** BEGIN **
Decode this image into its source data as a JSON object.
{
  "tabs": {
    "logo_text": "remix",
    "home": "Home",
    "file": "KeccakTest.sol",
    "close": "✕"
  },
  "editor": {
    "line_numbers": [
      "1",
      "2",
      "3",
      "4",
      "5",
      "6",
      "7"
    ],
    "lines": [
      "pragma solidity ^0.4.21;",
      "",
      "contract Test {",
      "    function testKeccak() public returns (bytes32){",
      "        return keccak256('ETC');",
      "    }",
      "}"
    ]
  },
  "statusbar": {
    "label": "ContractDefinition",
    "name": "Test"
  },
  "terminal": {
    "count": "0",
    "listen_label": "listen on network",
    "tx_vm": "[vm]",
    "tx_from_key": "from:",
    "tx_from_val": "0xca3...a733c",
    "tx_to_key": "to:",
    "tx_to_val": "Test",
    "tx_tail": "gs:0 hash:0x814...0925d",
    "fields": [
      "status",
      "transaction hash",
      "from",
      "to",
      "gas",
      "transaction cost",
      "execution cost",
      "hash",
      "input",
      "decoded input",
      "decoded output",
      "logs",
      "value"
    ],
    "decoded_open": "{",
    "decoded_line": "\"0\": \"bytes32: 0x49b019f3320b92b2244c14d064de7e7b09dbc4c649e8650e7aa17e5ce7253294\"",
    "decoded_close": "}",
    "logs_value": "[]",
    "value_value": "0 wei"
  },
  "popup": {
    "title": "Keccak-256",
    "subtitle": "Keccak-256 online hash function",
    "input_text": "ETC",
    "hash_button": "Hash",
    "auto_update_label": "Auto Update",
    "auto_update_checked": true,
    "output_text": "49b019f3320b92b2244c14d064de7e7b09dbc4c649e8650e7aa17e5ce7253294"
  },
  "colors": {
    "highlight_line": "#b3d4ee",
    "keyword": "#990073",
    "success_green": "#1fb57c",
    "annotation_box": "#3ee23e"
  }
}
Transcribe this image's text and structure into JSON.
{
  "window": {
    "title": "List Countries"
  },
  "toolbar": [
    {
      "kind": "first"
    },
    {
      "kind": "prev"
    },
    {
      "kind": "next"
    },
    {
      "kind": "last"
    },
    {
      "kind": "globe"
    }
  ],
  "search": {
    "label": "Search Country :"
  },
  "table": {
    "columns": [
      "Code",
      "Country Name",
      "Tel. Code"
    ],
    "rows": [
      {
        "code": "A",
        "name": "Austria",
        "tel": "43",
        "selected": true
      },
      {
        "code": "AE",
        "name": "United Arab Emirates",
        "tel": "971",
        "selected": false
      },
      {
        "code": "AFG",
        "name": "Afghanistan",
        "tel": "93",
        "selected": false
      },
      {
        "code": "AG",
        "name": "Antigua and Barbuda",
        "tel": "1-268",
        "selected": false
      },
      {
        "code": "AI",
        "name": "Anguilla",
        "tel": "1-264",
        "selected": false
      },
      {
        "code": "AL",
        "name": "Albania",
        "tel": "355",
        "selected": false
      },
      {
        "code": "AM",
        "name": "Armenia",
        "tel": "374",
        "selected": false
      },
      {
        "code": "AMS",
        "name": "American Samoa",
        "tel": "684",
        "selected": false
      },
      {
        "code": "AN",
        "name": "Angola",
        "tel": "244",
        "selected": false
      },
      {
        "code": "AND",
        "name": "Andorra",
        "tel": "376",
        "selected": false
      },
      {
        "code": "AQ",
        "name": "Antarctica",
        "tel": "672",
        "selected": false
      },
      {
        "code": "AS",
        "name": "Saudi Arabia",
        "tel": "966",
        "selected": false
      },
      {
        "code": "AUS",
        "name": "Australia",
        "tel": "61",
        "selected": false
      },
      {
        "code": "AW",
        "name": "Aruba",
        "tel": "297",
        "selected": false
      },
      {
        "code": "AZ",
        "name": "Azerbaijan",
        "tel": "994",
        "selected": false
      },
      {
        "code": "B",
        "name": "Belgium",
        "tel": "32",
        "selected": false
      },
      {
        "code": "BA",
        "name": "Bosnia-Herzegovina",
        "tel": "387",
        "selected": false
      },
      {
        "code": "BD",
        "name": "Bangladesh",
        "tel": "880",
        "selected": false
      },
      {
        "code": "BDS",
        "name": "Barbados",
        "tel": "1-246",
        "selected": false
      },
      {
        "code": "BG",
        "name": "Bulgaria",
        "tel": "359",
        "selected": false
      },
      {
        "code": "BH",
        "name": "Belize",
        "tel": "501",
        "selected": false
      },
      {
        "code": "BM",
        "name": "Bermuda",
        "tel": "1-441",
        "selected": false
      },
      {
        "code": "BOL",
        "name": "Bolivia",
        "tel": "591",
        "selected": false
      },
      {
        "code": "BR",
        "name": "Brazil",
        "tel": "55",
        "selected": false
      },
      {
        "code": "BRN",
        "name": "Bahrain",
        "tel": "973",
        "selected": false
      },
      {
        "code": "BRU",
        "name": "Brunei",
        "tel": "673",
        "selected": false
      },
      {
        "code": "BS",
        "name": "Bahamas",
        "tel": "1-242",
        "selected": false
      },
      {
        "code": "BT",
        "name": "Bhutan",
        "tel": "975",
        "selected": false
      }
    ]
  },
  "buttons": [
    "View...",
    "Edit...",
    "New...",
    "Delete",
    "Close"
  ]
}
** END **
• Stated problem:
Return every line exactly.

• Reply to the task:
Decode this image into its source data as a JSON object.
{
  "tabs": {
    "logo_text": "remix",
    "home": "Home",
    "file": "KeccakTest.sol",
    "close": "✕"
  },
  "editor": {
    "line_numbers": [
      "1",
      "2",
      "3",
      "4",
      "5",
      "6",
      "7"
    ],
    "lines": [
      "pragma solidity ^0.4.21;",
      "",
      "contract Test {",
      "    function testKeccak() public returns (bytes32){",
      "        return keccak256('ETC');",
      "    }",
      "}"
    ]
  },
  "statusbar": {
    "label": "ContractDefinition",
    "name": "Test"
  },
  "terminal": {
    "count": "0",
    "listen_label": "listen on network",
    "tx_vm": "[vm]",
    "tx_from_key": "from:",
    "tx_from_val": "0xca3...a733c",
    "tx_to_key": "to:",
    "tx_to_val": "Test",
    "tx_tail": "gs:0 hash:0x814...0925d",
    "fields": [
      "status",
      "transaction hash",
      "from",
      "to",
      "gas",
      "transaction cost",
      "execution cost",
      "hash",
      "input",
      "decoded input",
      "decoded output",
      "logs",
      "value"
    ],
    "decoded_open": "{",
    "decoded_line": "\"0\": \"bytes32: 0x49b019f3320b92b2244c14d064de7e7b09dbc4c649e8650e7aa17e5ce7253294\"",
    "decoded_close": "}",
    "logs_value": "[]",
    "value_value": "0 wei"
  },
  "popup": {
    "title": "Keccak-256",
    "subtitle": "Keccak-256 online hash function",
    "input_text": "ETC",
    "hash_button": "Hash",
    "auto_update_label": "Auto Update",
    "auto_update_checked": true,
    "output_text": "49b019f3320b92b2244c14d064de7e7b09dbc4c649e8650e7aa17e5ce7253294"
  },
  "colors": {
    "highlight_line": "#b3d4ee",
    "keyword": "#990073",
    "success_green": "#1fb57c",
    "annotation_box": "#3ee23e"
  }
}
Transcribe this image's text and structure into JSON.
{
  "window": {
    "title": "List Countries"
  },
  "toolbar": [
    {
      "kind": "first"
    },
    {
      "kind": "prev"
    },
    {
      "kind": "next"
    },
    {
      "kind": "last"
    },
    {
      "kind": "globe"
    }
  ],
  "search": {
    "label": "Search Country :"
  },
  "table": {
    "columns": [
      "Code",
      "Country Name",
      "Tel. Code"
    ],
    "rows": [
      {
        "code": "A",
        "name": "Austria",
        "tel": "43",
        "selected": true
      },
      {
        "code": "AE",
        "name": "United Arab Emirates",
        "tel": "971",
        "selected": false
      },
      {
        "code": "AFG",
        "name": "Afghanistan",
        "tel": "93",
        "selected": false
      },
      {
        "code": "AG",
        "name": "Antigua and Barbuda",
        "tel": "1-268",
        "selected": false
      },
      {
        "code": "AI",
        "name": "Anguilla",
        "tel": "1-264",
        "selected": false
      },
      {
        "code": "AL",
        "name": "Albania",
        "tel": "355",
        "selected": false
      },
      {
        "code": "AM",
        "name": "Armenia",
        "tel": "374",
        "selected": false
      },
      {
        "code": "AMS",
        "name": "American Samoa",
        "tel": "684",
        "selected": false
      },
      {
        "code": "AN",
        "name": "Angola",
        "tel": "244",
        "selected": false
      },
      {
        "code": "AND",
        "name": "Andorra",
        "tel": "376",
        "selected": false
      },
      {
        "code": "AQ",
        "name": "Antarctica",
        "tel": "672",
        "selected": false
      },
      {
        "code": "AS",
        "name": "Saudi Arabia",
        "tel": "966",
        "selected": false
      },
      {
        "code": "AUS",
        "name": "Australia",
        "tel": "61",
        "selected": false
      },
      {
        "code": "AW",
        "name": "Aruba",
        "tel": "297",
        "selected": false
      },
      {
        "code": "AZ",
        "name": "Azerbaijan",
        "tel": "994",
        "selected": false
      },
      {
        "code": "B",
        "name": "Belgium",
        "tel": "32",
        "selected": false
      },
      {
        "code": "BA",
        "name": "Bosnia-Herzegovina",
        "tel": "387",
        "selected": false
      },
      {
        "code": "BD",
        "name": "Bangladesh",
        "tel": "880",
        "selected": false
      },
      {
        "code": "BDS",
        "name": "Barbados",
        "tel": "1-246",
        "selected": false
      },
      {
        "code": "BG",
        "name": "Bulgaria",
        "tel": "359",
        "selected": false
      },
      {
        "code": "BH",
        "name": "Belize",
        "tel": "501",
        "selected": false
      },
      {
        "code": "BM",
        "name": "Bermuda",
        "tel": "1-441",
        "selected": false
      },
      {
        "code": "BOL",
        "name": "Bolivia",
        "tel": "591",
        "selected": false
      },
      {
        "code": "BR",
        "name": "Brazil",
        "tel": "55",
        "selected": false
      },
      {
        "code": "BRN",
        "name": "Bahrain",
        "tel": "973",
        "selected": false
      },
      {
        "code": "BRU",
        "name": "Brunei",
        "tel": "673",
        "selected": false
      },
      {
        "code": "BS",
        "name": "Bahamas",
        "tel": "1-242",
        "selected": false
      },
      {
        "code": "BT",
        "name": "Bhutan",
        "tel": "975",
        "selected": false
      }
    ]
  },
  "buttons": [
    "View...",
    "Edit...",
    "New...",
    "Delete",
    "Close"
  ]
}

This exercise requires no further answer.